Exercise brief: Copy out the rows from the very first one through the line containing "- contour-label-02-midleft: 0.2: [351, 747, 371, 762]", with that line included.

Start of Material for the task

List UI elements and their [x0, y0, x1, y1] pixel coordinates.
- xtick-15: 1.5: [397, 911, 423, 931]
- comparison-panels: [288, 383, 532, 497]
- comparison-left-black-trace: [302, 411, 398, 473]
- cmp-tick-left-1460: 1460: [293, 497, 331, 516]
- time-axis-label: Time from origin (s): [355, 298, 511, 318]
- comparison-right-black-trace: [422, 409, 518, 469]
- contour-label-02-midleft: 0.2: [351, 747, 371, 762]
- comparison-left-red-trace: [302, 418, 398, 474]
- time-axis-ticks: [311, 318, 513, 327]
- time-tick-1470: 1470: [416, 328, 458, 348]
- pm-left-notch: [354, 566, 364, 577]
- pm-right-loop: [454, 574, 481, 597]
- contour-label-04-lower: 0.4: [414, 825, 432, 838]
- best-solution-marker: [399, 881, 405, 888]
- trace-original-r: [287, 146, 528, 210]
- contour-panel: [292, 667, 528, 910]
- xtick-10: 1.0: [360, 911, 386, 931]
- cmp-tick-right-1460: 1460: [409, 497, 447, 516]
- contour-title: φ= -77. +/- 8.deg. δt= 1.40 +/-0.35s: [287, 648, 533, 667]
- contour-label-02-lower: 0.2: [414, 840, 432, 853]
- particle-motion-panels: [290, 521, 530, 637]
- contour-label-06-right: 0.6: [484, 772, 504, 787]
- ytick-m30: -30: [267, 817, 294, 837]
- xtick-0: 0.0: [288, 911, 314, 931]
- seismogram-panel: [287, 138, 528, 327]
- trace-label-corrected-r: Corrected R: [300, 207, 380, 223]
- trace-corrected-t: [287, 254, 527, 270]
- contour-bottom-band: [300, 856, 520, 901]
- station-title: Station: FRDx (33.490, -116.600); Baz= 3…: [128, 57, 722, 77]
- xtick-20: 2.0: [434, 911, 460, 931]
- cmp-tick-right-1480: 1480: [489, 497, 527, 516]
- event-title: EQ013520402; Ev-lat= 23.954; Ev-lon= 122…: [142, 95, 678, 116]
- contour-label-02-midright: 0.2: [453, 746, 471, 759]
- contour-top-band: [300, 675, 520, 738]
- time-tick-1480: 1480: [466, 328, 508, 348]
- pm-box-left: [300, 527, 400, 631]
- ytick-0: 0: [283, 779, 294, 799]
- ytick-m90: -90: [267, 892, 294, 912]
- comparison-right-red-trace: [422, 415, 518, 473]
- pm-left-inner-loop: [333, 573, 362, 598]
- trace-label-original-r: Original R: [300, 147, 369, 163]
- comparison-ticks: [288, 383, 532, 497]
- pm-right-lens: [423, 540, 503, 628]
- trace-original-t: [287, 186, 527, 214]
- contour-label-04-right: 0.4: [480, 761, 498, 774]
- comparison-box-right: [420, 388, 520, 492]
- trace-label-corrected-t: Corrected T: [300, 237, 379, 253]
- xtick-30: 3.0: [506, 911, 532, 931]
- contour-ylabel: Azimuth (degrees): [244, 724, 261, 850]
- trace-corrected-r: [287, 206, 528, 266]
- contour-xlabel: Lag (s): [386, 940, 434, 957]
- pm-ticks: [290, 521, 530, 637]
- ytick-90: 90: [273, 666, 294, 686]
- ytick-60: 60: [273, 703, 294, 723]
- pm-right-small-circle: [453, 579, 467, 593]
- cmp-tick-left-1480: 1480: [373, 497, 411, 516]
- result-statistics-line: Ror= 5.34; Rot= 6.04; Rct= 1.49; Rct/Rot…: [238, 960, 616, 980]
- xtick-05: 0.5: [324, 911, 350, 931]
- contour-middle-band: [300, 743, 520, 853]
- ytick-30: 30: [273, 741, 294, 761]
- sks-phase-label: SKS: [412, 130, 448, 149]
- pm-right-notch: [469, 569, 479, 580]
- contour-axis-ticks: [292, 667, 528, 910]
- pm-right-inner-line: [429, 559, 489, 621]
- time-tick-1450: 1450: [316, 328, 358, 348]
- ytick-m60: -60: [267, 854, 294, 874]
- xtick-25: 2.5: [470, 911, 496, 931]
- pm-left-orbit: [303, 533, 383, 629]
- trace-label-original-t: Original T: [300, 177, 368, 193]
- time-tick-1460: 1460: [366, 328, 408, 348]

End of Material for the task

Worked answer:
List UI elements and their [x0, y0, x1, y1] pixel coordinates.
- xtick-15: 1.5: [397, 911, 423, 931]
- comparison-panels: [288, 383, 532, 497]
- comparison-left-black-trace: [302, 411, 398, 473]
- cmp-tick-left-1460: 1460: [293, 497, 331, 516]
- time-axis-label: Time from origin (s): [355, 298, 511, 318]
- comparison-right-black-trace: [422, 409, 518, 469]
- contour-label-02-midleft: 0.2: [351, 747, 371, 762]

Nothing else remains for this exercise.